• [Exercise details] Print the data that follows exactly.

..............................

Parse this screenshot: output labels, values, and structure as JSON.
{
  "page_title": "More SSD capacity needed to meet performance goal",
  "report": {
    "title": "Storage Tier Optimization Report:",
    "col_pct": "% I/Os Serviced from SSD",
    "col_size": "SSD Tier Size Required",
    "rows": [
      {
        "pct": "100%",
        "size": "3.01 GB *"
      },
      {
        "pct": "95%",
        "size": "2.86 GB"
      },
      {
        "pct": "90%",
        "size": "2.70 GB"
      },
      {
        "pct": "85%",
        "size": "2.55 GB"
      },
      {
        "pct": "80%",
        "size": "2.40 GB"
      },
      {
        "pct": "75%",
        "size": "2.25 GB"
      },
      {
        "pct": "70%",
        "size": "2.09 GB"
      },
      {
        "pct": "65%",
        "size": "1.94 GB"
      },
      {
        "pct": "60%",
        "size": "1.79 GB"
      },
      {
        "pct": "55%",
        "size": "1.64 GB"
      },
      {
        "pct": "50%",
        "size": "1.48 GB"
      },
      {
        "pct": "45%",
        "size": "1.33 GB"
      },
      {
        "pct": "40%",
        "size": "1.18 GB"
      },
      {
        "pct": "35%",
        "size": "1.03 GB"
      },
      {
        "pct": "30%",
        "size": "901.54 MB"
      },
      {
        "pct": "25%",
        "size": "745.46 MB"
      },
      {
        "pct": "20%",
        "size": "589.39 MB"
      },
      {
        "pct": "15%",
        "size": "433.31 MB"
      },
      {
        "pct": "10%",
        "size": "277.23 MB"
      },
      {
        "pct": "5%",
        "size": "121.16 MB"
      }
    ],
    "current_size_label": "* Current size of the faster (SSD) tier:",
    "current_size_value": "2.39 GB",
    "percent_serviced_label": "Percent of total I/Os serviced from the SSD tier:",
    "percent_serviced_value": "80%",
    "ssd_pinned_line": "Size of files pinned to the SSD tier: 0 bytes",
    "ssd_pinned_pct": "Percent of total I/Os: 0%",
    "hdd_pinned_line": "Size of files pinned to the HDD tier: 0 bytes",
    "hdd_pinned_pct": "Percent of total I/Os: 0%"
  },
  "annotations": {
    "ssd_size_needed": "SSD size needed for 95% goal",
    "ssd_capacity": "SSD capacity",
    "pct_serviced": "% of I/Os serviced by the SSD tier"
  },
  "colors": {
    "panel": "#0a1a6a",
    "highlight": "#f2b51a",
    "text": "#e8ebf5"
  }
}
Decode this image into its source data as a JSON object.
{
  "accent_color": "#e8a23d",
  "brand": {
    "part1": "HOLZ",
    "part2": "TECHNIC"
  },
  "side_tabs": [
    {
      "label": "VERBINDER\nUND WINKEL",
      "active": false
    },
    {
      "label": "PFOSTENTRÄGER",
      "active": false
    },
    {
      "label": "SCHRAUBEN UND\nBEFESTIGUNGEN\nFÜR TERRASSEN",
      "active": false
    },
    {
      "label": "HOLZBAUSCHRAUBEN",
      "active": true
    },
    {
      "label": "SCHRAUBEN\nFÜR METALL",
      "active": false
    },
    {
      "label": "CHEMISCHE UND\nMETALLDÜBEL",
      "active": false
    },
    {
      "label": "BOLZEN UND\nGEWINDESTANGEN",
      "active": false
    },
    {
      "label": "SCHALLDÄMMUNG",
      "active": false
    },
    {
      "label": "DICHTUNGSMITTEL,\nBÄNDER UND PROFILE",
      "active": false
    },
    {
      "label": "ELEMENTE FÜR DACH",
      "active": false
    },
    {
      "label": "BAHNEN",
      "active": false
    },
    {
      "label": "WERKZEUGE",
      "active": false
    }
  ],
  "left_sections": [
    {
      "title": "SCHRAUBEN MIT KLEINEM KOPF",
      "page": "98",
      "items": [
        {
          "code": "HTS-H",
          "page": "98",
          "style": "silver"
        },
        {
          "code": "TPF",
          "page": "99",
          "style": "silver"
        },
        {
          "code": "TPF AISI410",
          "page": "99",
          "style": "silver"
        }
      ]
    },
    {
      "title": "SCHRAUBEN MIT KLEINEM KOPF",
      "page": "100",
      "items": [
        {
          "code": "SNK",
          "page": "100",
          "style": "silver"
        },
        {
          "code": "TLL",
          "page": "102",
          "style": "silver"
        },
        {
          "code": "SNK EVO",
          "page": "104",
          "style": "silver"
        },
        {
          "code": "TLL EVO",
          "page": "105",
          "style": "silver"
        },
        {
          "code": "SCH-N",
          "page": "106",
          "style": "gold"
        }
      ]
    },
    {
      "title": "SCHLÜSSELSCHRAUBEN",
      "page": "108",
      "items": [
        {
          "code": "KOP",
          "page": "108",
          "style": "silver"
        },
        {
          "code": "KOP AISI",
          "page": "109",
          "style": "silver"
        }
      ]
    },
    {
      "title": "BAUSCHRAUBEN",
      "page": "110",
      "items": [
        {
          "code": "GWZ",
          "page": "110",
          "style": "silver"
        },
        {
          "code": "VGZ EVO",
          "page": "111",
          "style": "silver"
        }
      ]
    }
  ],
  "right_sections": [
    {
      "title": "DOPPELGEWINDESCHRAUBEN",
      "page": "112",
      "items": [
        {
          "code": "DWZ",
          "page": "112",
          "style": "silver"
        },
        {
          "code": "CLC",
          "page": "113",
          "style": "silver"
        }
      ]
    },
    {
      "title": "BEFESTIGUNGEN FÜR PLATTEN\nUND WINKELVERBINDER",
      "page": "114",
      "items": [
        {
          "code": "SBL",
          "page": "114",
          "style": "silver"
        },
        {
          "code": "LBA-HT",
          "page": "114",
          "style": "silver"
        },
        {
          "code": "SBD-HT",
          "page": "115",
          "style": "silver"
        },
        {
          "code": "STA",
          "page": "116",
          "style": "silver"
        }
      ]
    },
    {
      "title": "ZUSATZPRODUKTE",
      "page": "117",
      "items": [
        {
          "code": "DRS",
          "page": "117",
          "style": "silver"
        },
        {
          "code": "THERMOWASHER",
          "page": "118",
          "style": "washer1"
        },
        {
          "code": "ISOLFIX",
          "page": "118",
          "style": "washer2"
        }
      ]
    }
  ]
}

..............................

• [Answer]
Parse this screenshot: output labels, values, and structure as JSON.
{
  "page_title": "More SSD capacity needed to meet performance goal",
  "report": {
    "title": "Storage Tier Optimization Report:",
    "col_pct": "% I/Os Serviced from SSD",
    "col_size": "SSD Tier Size Required",
    "rows": [
      {
        "pct": "100%",
        "size": "3.01 GB *"
      },
      {
        "pct": "95%",
        "size": "2.86 GB"
      },
      {
        "pct": "90%",
        "size": "2.70 GB"
      },
      {
        "pct": "85%",
        "size": "2.55 GB"
      },
      {
        "pct": "80%",
        "size": "2.40 GB"
      },
      {
        "pct": "75%",
        "size": "2.25 GB"
      },
      {
        "pct": "70%",
        "size": "2.09 GB"
      },
      {
        "pct": "65%",
        "size": "1.94 GB"
      },
      {
        "pct": "60%",
        "size": "1.79 GB"
      },
      {
        "pct": "55%",
        "size": "1.64 GB"
      },
      {
        "pct": "50%",
        "size": "1.48 GB"
      },
      {
        "pct": "45%",
        "size": "1.33 GB"
      },
      {
        "pct": "40%",
        "size": "1.18 GB"
      },
      {
        "pct": "35%",
        "size": "1.03 GB"
      },
      {
        "pct": "30%",
        "size": "901.54 MB"
      },
      {
        "pct": "25%",
        "size": "745.46 MB"
      },
      {
        "pct": "20%",
        "size": "589.39 MB"
      },
      {
        "pct": "15%",
        "size": "433.31 MB"
      },
      {
        "pct": "10%",
        "size": "277.23 MB"
      },
      {
        "pct": "5%",
        "size": "121.16 MB"
      }
    ],
    "current_size_label": "* Current size of the faster (SSD) tier:",
    "current_size_value": "2.39 GB",
    "percent_serviced_label": "Percent of total I/Os serviced from the SSD tier:",
    "percent_serviced_value": "80%",
    "ssd_pinned_line": "Size of files pinned to the SSD tier: 0 bytes",
    "ssd_pinned_pct": "Percent of total I/Os: 0%",
    "hdd_pinned_line": "Size of files pinned to the HDD tier: 0 bytes",
    "hdd_pinned_pct": "Percent of total I/Os: 0%"
  },
  "annotations": {
    "ssd_size_needed": "SSD size needed for 95% goal",
    "ssd_capacity": "SSD capacity",
    "pct_serviced": "% of I/Os serviced by the SSD tier"
  },
  "colors": {
    "panel": "#0a1a6a",
    "highlight": "#f2b51a",
    "text": "#e8ebf5"
  }
}
Decode this image into its source data as a JSON object.
{
  "accent_color": "#e8a23d",
  "brand": {
    "part1": "HOLZ",
    "part2": "TECHNIC"
  },
  "side_tabs": [
    {
      "label": "VERBINDER\nUND WINKEL",
      "active": false
    },
    {
      "label": "PFOSTENTRÄGER",
      "active": false
    },
    {
      "label": "SCHRAUBEN UND\nBEFESTIGUNGEN\nFÜR TERRASSEN",
      "active": false
    },
    {
      "label": "HOLZBAUSCHRAUBEN",
      "active": true
    },
    {
      "label": "SCHRAUBEN\nFÜR METALL",
      "active": false
    },
    {
      "label": "CHEMISCHE UND\nMETALLDÜBEL",
      "active": false
    },
    {
      "label": "BOLZEN UND\nGEWINDESTANGEN",
      "active": false
    },
    {
      "label": "SCHALLDÄMMUNG",
      "active": false
    },
    {
      "label": "DICHTUNGSMITTEL,\nBÄNDER UND PROFILE",
      "active": false
    },
    {
      "label": "ELEMENTE FÜR DACH",
      "active": false
    },
    {
      "label": "BAHNEN",
      "active": false
    },
    {
      "label": "WERKZEUGE",
      "active": false
    }
  ],
  "left_sections": [
    {
      "title": "SCHRAUBEN MIT KLEINEM KOPF",
      "page": "98",
      "items": [
        {
          "code": "HTS-H",
          "page": "98",
          "style": "silver"
        },
        {
          "code": "TPF",
          "page": "99",
          "style": "silver"
        },
        {
          "code": "TPF AISI410",
          "page": "99",
          "style": "silver"
        }
      ]
    },
    {
      "title": "SCHRAUBEN MIT KLEINEM KOPF",
      "page": "100",
      "items": [
        {
          "code": "SNK",
          "page": "100",
          "style": "silver"
        },
        {
          "code": "TLL",
          "page": "102",
          "style": "silver"
        },
        {
          "code": "SNK EVO",
          "page": "104",
          "style": "silver"
        },
        {
          "code": "TLL EVO",
          "page": "105",
          "style": "silver"
        },
        {
          "code": "SCH-N",
          "page": "106",
          "style": "gold"
        }
      ]
    },
    {
      "title": "SCHLÜSSELSCHRAUBEN",
      "page": "108",
      "items": [
        {
          "code": "KOP",
          "page": "108",
          "style": "silver"
        },
        {
          "code": "KOP AISI",
          "page": "109",
          "style": "silver"
        }
      ]
    },
    {
      "title": "BAUSCHRAUBEN",
      "page": "110",
      "items": [
        {
          "code": "GWZ",
          "page": "110",
          "style": "silver"
        },
        {
          "code": "VGZ EVO",
          "page": "111",
          "style": "silver"
        }
      ]
    }
  ],
  "right_sections": [
    {
      "title": "DOPPELGEWINDESCHRAUBEN",
      "page": "112",
      "items": [
        {
          "code": "DWZ",
          "page": "112",
          "style": "silver"
        },
        {
          "code": "CLC",
          "page": "113",
          "style": "silver"
        }
      ]
    },
    {
      "title": "BEFESTIGUNGEN FÜR PLATTEN\nUND WINKELVERBINDER",
      "page": "114",
      "items": [
        {
          "code": "SBL",
          "page": "114",
          "style": "silver"
        },
        {
          "code": "LBA-HT",
          "page": "114",
          "style": "silver"
        },
        {
          "code": "SBD-HT",
          "page": "115",
          "style": "silver"
        },
        {
          "code": "STA",
          "page": "116",
          "style": "silver"
        }
      ]
    },
    {
      "title": "ZUSATZPRODUKTE",
      "page": "117",
      "items": [
        {
          "code": "DRS",
          "page": "117",
          "style": "silver"
        },
        {
          "code": "THERMOWASHER",
          "page": "118",
          "style": "washer1"
        },
        {
          "code": "ISOLFIX",
          "page": "118",
          "style": "washer2"
        }
      ]
    }
  ]
}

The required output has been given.